Task directions:
Print the entries verbatim, leaving out the images they contain.

Records shown:
-- Begin --

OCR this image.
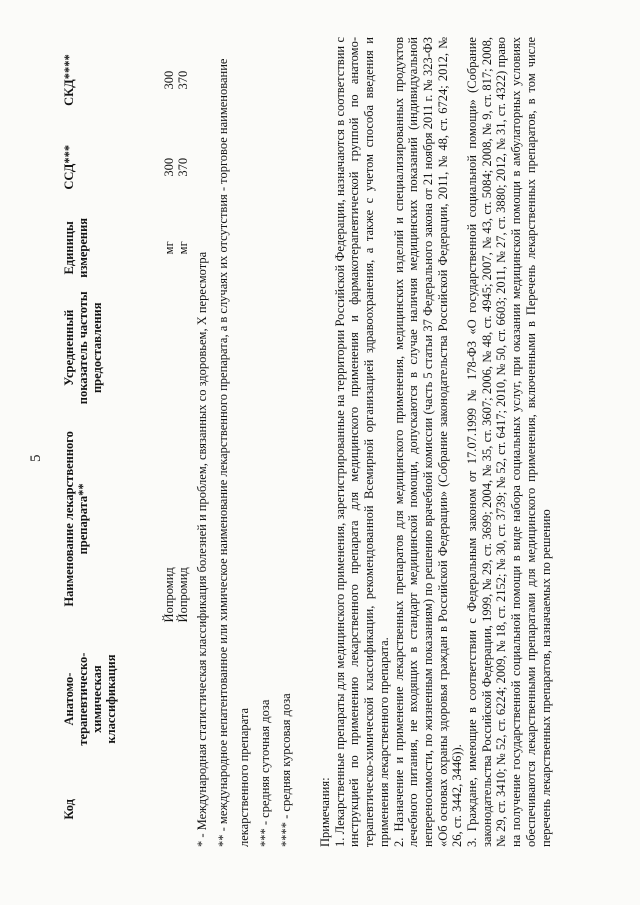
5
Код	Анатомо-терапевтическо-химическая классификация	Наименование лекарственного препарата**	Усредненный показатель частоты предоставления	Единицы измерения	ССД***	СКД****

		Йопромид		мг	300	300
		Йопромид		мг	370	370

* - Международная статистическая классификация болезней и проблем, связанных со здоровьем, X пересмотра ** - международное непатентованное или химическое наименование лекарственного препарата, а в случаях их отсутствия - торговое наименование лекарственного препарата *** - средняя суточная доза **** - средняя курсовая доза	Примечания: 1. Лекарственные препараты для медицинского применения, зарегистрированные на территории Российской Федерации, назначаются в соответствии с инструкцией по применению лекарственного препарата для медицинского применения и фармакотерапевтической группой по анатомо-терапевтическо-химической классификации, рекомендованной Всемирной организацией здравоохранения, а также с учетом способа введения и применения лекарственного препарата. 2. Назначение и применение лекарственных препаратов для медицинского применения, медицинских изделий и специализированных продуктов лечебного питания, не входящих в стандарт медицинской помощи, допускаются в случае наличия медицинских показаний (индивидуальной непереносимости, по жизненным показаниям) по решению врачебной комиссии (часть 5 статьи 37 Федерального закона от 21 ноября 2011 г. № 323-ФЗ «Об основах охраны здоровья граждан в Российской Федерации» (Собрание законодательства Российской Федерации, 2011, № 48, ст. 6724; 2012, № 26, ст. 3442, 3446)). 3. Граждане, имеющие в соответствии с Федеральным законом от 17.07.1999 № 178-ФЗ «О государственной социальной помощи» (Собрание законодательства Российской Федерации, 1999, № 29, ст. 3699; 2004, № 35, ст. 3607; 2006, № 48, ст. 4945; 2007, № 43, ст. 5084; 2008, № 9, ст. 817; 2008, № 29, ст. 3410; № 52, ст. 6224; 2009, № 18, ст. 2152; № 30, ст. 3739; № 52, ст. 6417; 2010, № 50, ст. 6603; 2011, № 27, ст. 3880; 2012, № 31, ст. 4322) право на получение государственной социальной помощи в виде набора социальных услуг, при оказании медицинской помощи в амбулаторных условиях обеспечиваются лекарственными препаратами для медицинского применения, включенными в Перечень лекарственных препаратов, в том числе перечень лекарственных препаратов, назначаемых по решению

-- End --

Correct answer:
OCR this image.
5
Код	Анатомо-терапевтическо-химическая классификация	Наименование лекарственного препарата**	Усредненный показатель частоты предоставления	Единицы измерения	ССД***	СКД****

		Йопромид		мг	300	300
		Йопромид		мг	370	370

* - Международная статистическая классификация болезней и проблем, связанных со здоровьем, X пересмотра ** - международное непатентованное или химическое наименование лекарственного препарата, а в случаях их отсутствия - торговое наименование лекарственного препарата *** - средняя суточная доза **** - средняя курсовая доза	Примечания: 1. Лекарственные препараты для медицинского применения, зарегистрированные на территории Российской Федерации, назначаются в соответствии с инструкцией по применению лекарственного препарата для медицинского применения и фармакотерапевтической группой по анатомо-терапевтическо-химической классификации, рекомендованной Всемирной организацией здравоохранения, а также с учетом способа введения и применения лекарственного препарата. 2. Назначение и применение лекарственных препаратов для медицинского применения, медицинских изделий и специализированных продуктов лечебного питания, не входящих в стандарт медицинской помощи, допускаются в случае наличия медицинских показаний (индивидуальной непереносимости, по жизненным показаниям) по решению врачебной комиссии (часть 5 статьи 37 Федерального закона от 21 ноября 2011 г. № 323-ФЗ «Об основах охраны здоровья граждан в Российской Федерации» (Собрание законодательства Российской Федерации, 2011, № 48, ст. 6724; 2012, № 26, ст. 3442, 3446)). 3. Граждане, имеющие в соответствии с Федеральным законом от 17.07.1999 № 178-ФЗ «О государственной социальной помощи» (Собрание законодательства Российской Федерации, 1999, № 29, ст. 3699; 2004, № 35, ст. 3607; 2006, № 48, ст. 4945; 2007, № 43, ст. 5084; 2008, № 9, ст. 817; 2008, № 29, ст. 3410; № 52, ст. 6224; 2009, № 18, ст. 2152; № 30, ст. 3739; № 52, ст. 6417; 2010, № 50, ст. 6603; 2011, № 27, ст. 3880; 2012, № 31, ст. 4322) право на получение государственной социальной помощи в виде набора социальных услуг, при оказании медицинской помощи в амбулаторных условиях обеспечиваются лекарственными препаратами для медицинского применения, включенными в Перечень лекарственных препаратов, в том числе перечень лекарственных препаратов, назначаемых по решению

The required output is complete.